# What this task involves
Work out the number of lines containing "xantholophus". Give that number alone.
----
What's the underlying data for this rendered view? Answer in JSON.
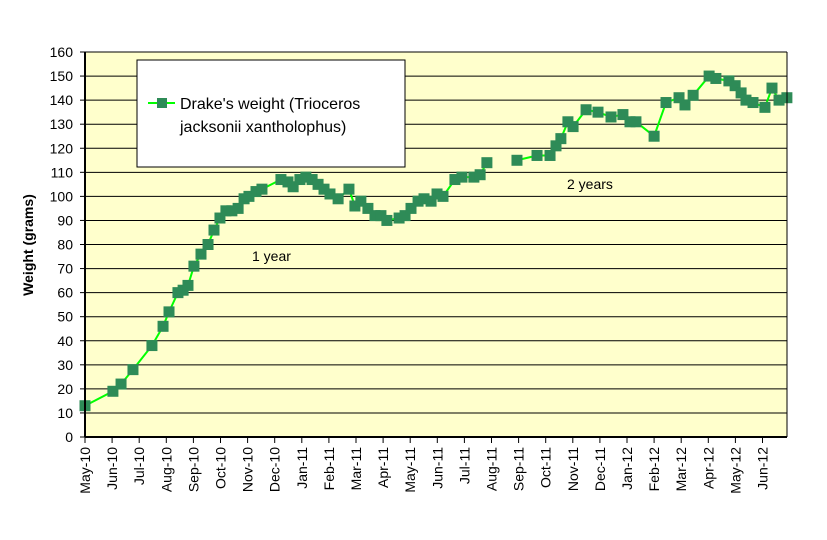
{
  "chart_data": {
    "type": "line",
    "title": "",
    "xlabel": "",
    "ylabel": "Weight (grams)",
    "ylim": [
      0,
      160
    ],
    "yticks": [
      0,
      10,
      20,
      30,
      40,
      50,
      60,
      70,
      80,
      90,
      100,
      110,
      120,
      130,
      140,
      150,
      160
    ],
    "xlim_months_since_may10": [
      0,
      25.9
    ],
    "xtick_labels": [
      "May-10",
      "Jun-10",
      "Jul-10",
      "Aug-10",
      "Sep-10",
      "Oct-10",
      "Nov-10",
      "Dec-10",
      "Jan-11",
      "Feb-11",
      "Mar-11",
      "Apr-11",
      "May-11",
      "Jun-11",
      "Jul-11",
      "Aug-11",
      "Sep-11",
      "Oct-11",
      "Nov-11",
      "Dec-11",
      "Jan-12",
      "Feb-12",
      "Mar-12",
      "Apr-12",
      "May-12",
      "Jun-12"
    ],
    "grid": "horizontal",
    "legend": {
      "placement": "top-left",
      "label_line1": "Drake's weight (Trioceros",
      "label_line2": "jacksonii xantholophus)"
    },
    "annotations": [
      {
        "text": "1 year",
        "x": 7,
        "y": 75
      },
      {
        "text": "2 years",
        "x": 19,
        "y": 104
      }
    ],
    "colors": {
      "line": "#00ff00",
      "marker": "#2e8b57",
      "plot_bg": "#ffffcc"
    },
    "series": [
      {
        "name": "Drake's weight (Trioceros jacksonii xantholophus)",
        "segments": [
          [
            [
              0,
              13
            ],
            [
              1.03,
              19
            ],
            [
              1.33,
              22
            ],
            [
              1.77,
              28
            ],
            [
              2.47,
              38
            ],
            [
              2.88,
              46
            ],
            [
              3.1,
              52
            ],
            [
              3.43,
              60
            ],
            [
              3.62,
              61
            ],
            [
              3.8,
              63
            ],
            [
              4.02,
              71
            ],
            [
              4.28,
              76
            ],
            [
              4.54,
              80
            ],
            [
              4.76,
              86
            ],
            [
              4.98,
              91
            ],
            [
              5.2,
              94
            ],
            [
              5.42,
              94
            ],
            [
              5.65,
              95
            ],
            [
              5.87,
              99
            ],
            [
              6.05,
              100
            ],
            [
              6.31,
              102
            ],
            [
              6.53,
              103
            ],
            [
              7.23,
              107
            ],
            [
              7.49,
              106
            ],
            [
              7.68,
              104
            ],
            [
              7.93,
              107
            ],
            [
              8.15,
              108
            ],
            [
              8.38,
              107
            ],
            [
              8.6,
              105
            ],
            [
              8.82,
              103
            ],
            [
              9.04,
              101
            ],
            [
              9.34,
              99
            ],
            [
              9.74,
              103
            ],
            [
              9.96,
              96
            ],
            [
              10.18,
              98
            ],
            [
              10.44,
              95
            ],
            [
              10.7,
              92
            ],
            [
              10.92,
              92
            ],
            [
              11.14,
              90
            ],
            [
              11.59,
              91
            ],
            [
              11.81,
              92
            ],
            [
              12.03,
              95
            ],
            [
              12.29,
              98
            ],
            [
              12.51,
              99
            ],
            [
              12.77,
              98
            ],
            [
              12.99,
              101
            ],
            [
              13.21,
              100
            ],
            [
              13.65,
              107
            ],
            [
              13.91,
              108
            ],
            [
              14.35,
              108
            ],
            [
              14.58,
              109
            ],
            [
              14.83,
              114
            ]
          ],
          [
            [
              15.94,
              115
            ],
            [
              16.68,
              117
            ],
            [
              17.16,
              117
            ],
            [
              17.38,
              121
            ],
            [
              17.56,
              124
            ],
            [
              17.82,
              131
            ],
            [
              18.01,
              129
            ],
            [
              18.49,
              136
            ],
            [
              18.93,
              135
            ],
            [
              19.41,
              133
            ],
            [
              19.85,
              134
            ],
            [
              20.11,
              131
            ],
            [
              20.33,
              131
            ],
            [
              21.0,
              125
            ],
            [
              21.44,
              139
            ],
            [
              21.92,
              141
            ],
            [
              22.14,
              138
            ],
            [
              22.44,
              142
            ],
            [
              23.03,
              150
            ],
            [
              23.28,
              149
            ],
            [
              23.76,
              148
            ],
            [
              23.99,
              146
            ],
            [
              24.21,
              143
            ],
            [
              24.39,
              140
            ],
            [
              24.65,
              139
            ],
            [
              25.09,
              137
            ],
            [
              25.35,
              145
            ],
            [
              25.61,
              140
            ],
            [
              25.9,
              141
            ]
          ]
        ]
      }
    ]
  }
}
----
# The completed task
2